*Written task:* Keep the pictures out of the copy and repeat the records exactly.

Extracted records
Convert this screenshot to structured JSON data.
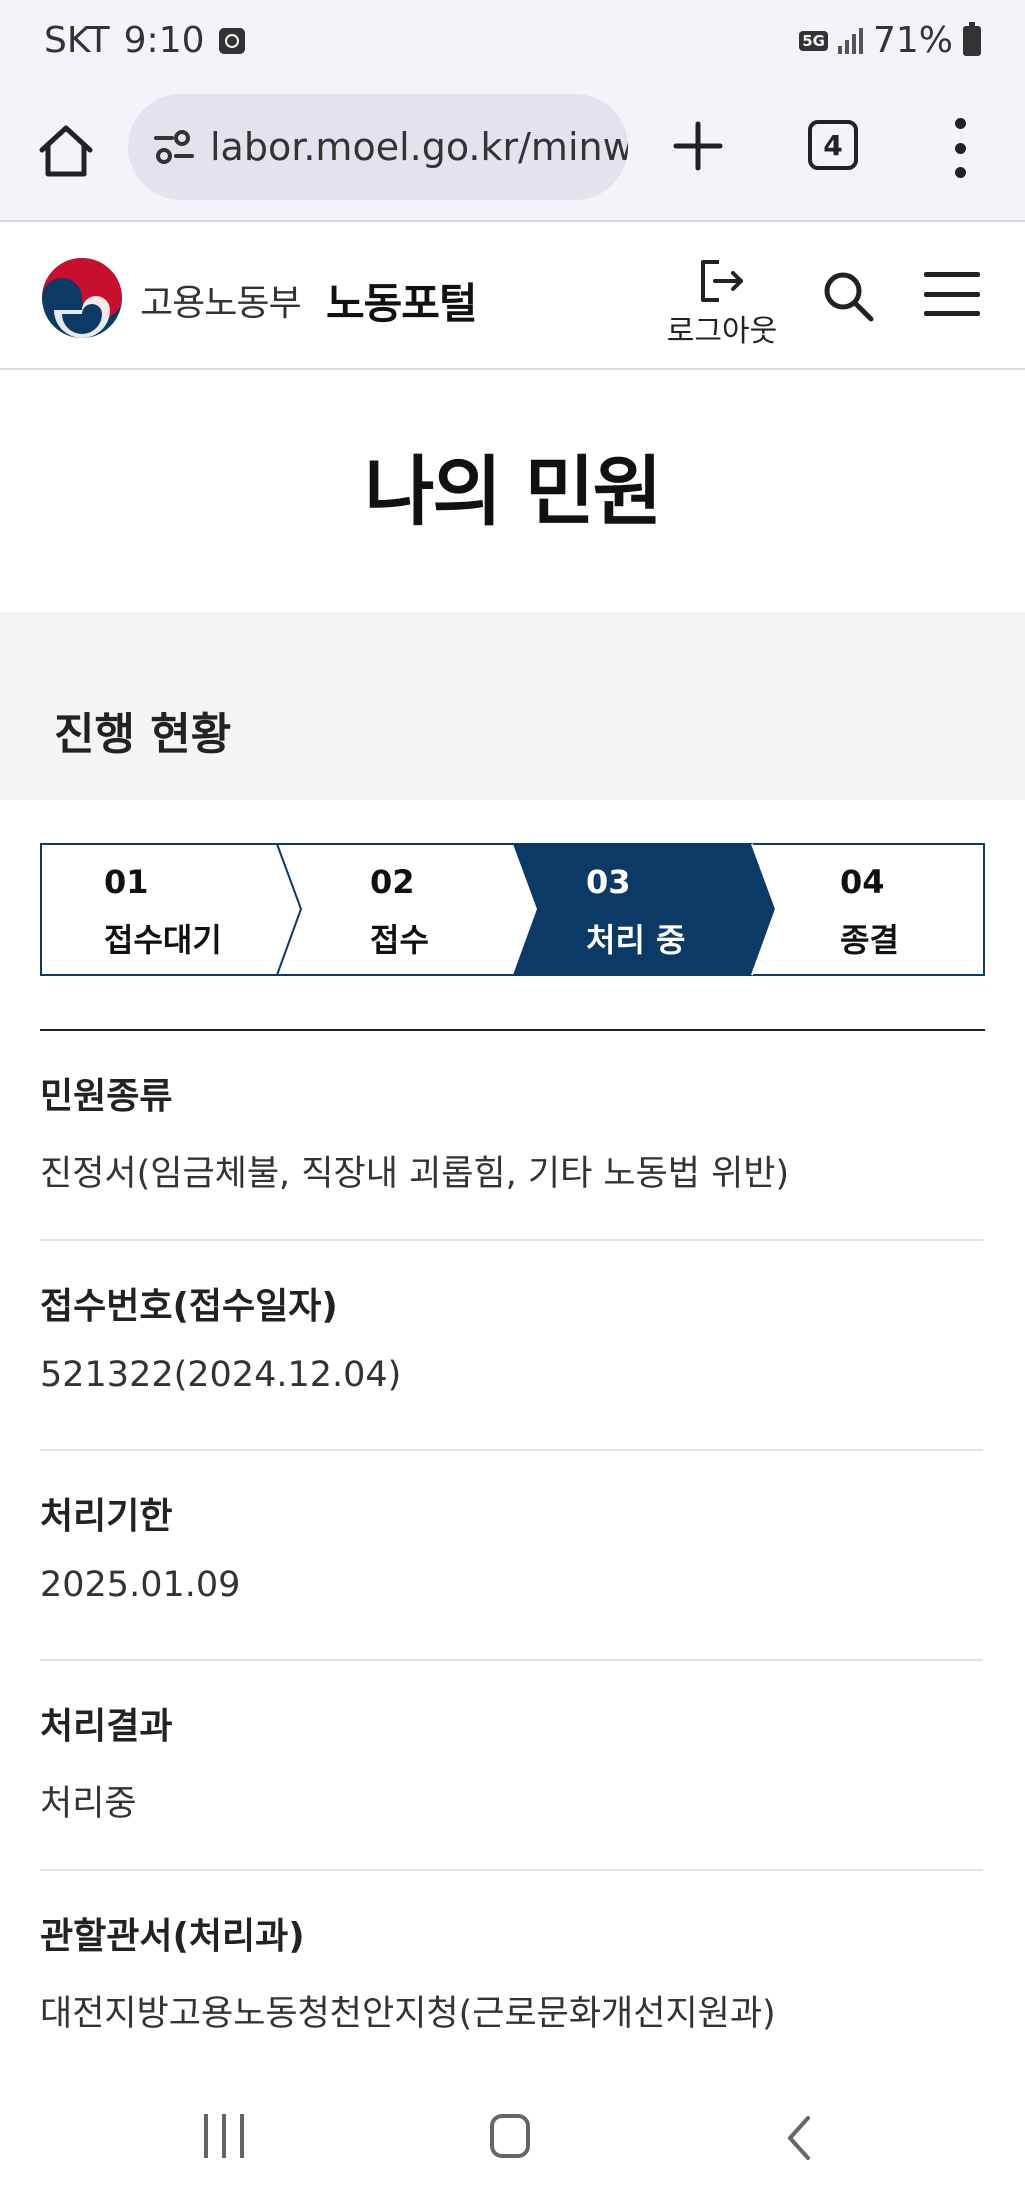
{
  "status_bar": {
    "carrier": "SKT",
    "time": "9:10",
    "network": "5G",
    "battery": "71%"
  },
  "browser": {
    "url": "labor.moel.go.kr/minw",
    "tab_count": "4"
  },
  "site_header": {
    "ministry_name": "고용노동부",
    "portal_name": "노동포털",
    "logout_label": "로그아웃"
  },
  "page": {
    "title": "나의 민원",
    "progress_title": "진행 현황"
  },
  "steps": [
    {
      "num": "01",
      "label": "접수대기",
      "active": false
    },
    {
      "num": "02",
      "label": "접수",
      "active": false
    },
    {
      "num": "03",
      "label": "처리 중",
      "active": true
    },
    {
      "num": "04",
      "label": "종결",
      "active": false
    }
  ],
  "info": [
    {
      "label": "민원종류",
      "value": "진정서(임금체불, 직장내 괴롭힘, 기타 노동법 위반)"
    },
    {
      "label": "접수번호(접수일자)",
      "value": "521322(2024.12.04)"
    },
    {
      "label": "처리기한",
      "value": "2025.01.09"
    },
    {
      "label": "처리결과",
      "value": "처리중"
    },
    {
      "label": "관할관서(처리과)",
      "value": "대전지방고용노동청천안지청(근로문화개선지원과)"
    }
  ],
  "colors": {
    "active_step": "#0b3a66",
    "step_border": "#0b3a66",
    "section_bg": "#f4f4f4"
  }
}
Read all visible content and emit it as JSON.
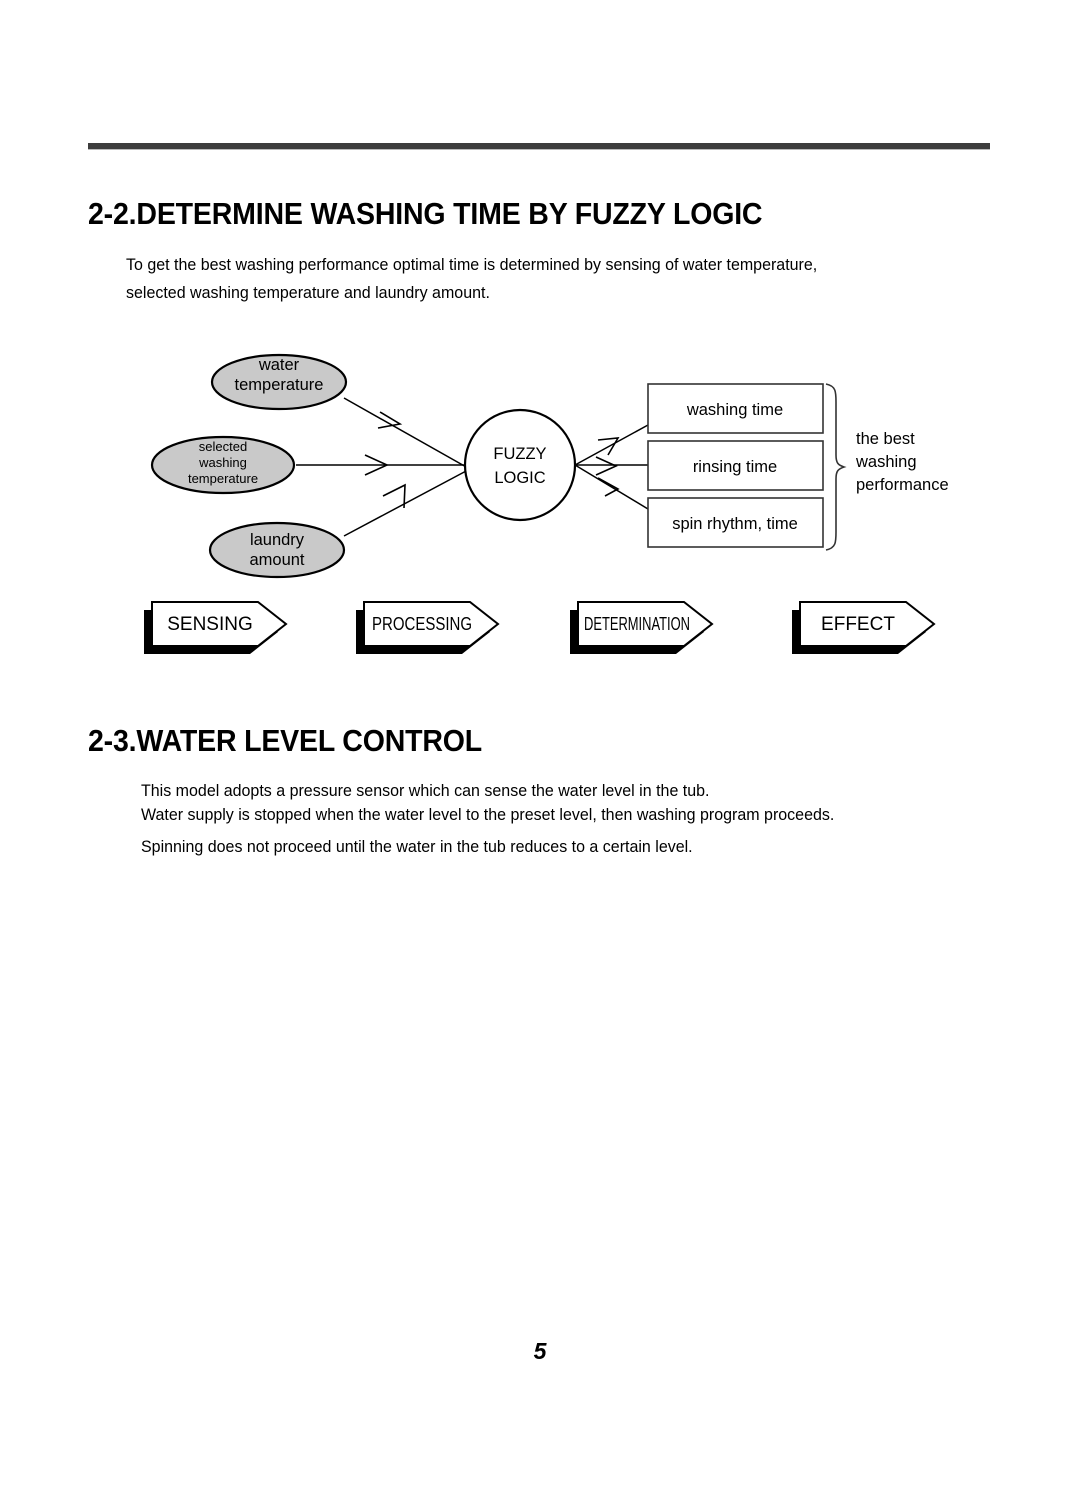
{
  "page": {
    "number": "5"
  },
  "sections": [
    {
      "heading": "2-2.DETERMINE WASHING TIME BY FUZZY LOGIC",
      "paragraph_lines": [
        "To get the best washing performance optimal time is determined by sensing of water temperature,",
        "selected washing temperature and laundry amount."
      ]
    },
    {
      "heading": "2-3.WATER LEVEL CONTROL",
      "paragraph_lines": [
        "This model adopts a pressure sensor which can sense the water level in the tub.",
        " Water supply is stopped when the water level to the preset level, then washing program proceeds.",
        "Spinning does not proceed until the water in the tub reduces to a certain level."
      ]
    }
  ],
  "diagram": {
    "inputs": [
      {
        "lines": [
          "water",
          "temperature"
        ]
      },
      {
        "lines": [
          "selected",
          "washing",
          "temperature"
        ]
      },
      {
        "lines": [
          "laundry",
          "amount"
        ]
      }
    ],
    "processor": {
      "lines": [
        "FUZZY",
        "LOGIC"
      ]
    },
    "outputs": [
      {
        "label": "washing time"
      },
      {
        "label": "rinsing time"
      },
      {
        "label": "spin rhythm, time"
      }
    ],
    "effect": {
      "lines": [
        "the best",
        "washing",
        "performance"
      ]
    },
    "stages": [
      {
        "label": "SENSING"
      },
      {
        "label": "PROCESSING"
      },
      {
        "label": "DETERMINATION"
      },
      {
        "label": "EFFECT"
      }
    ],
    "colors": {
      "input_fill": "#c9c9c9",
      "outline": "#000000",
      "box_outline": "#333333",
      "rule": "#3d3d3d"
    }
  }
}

*Answer for this exercise:*
Convert this screenshot to structured JSON data.
{
  "status_bar": {
    "carrier": "SKT",
    "time": "9:10",
    "network": "5G",
    "battery": "71%"
  },
  "browser": {
    "url": "labor.moel.go.kr/minw",
    "tab_count": "4"
  },
  "site_header": {
    "ministry_name": "고용노동부",
    "portal_name": "노동포털",
    "logout_label": "로그아웃"
  },
  "page": {
    "title": "나의 민원",
    "progress_title": "진행 현황"
  },
  "steps": [
    {
      "num": "01",
      "label": "접수대기",
      "active": false
    },
    {
      "num": "02",
      "label": "접수",
      "active": false
    },
    {
      "num": "03",
      "label": "처리 중",
      "active": true
    },
    {
      "num": "04",
      "label": "종결",
      "active": false
    }
  ],
  "info": [
    {
      "label": "민원종류",
      "value": "진정서(임금체불, 직장내 괴롭힘, 기타 노동법 위반)"
    },
    {
      "label": "접수번호(접수일자)",
      "value": "521322(2024.12.04)"
    },
    {
      "label": "처리기한",
      "value": "2025.01.09"
    },
    {
      "label": "처리결과",
      "value": "처리중"
    },
    {
      "label": "관할관서(처리과)",
      "value": "대전지방고용노동청천안지청(근로문화개선지원과)"
    }
  ],
  "colors": {
    "active_step": "#0b3a66",
    "step_border": "#0b3a66",
    "section_bg": "#f4f4f4"
  }
}
Read all visible content and emit it as JSON.
{
  "page": {
    "number": "5"
  },
  "sections": [
    {
      "heading": "2-2.DETERMINE WASHING TIME BY FUZZY LOGIC",
      "paragraph_lines": [
        "To get the best washing performance optimal time is determined by sensing of water temperature,",
        "selected washing temperature and laundry amount."
      ]
    },
    {
      "heading": "2-3.WATER LEVEL CONTROL",
      "paragraph_lines": [
        "This model adopts a pressure sensor which can sense the water level in the tub.",
        " Water supply is stopped when the water level to the preset level, then washing program proceeds.",
        "Spinning does not proceed until the water in the tub reduces to a certain level."
      ]
    }
  ],
  "diagram": {
    "inputs": [
      {
        "lines": [
          "water",
          "temperature"
        ]
      },
      {
        "lines": [
          "selected",
          "washing",
          "temperature"
        ]
      },
      {
        "lines": [
          "laundry",
          "amount"
        ]
      }
    ],
    "processor": {
      "lines": [
        "FUZZY",
        "LOGIC"
      ]
    },
    "outputs": [
      {
        "label": "washing time"
      },
      {
        "label": "rinsing time"
      },
      {
        "label": "spin rhythm, time"
      }
    ],
    "effect": {
      "lines": [
        "the best",
        "washing",
        "performance"
      ]
    },
    "stages": [
      {
        "label": "SENSING"
      },
      {
        "label": "PROCESSING"
      },
      {
        "label": "DETERMINATION"
      },
      {
        "label": "EFFECT"
      }
    ],
    "colors": {
      "input_fill": "#c9c9c9",
      "outline": "#000000",
      "box_outline": "#333333",
      "rule": "#3d3d3d"
    }
  }
}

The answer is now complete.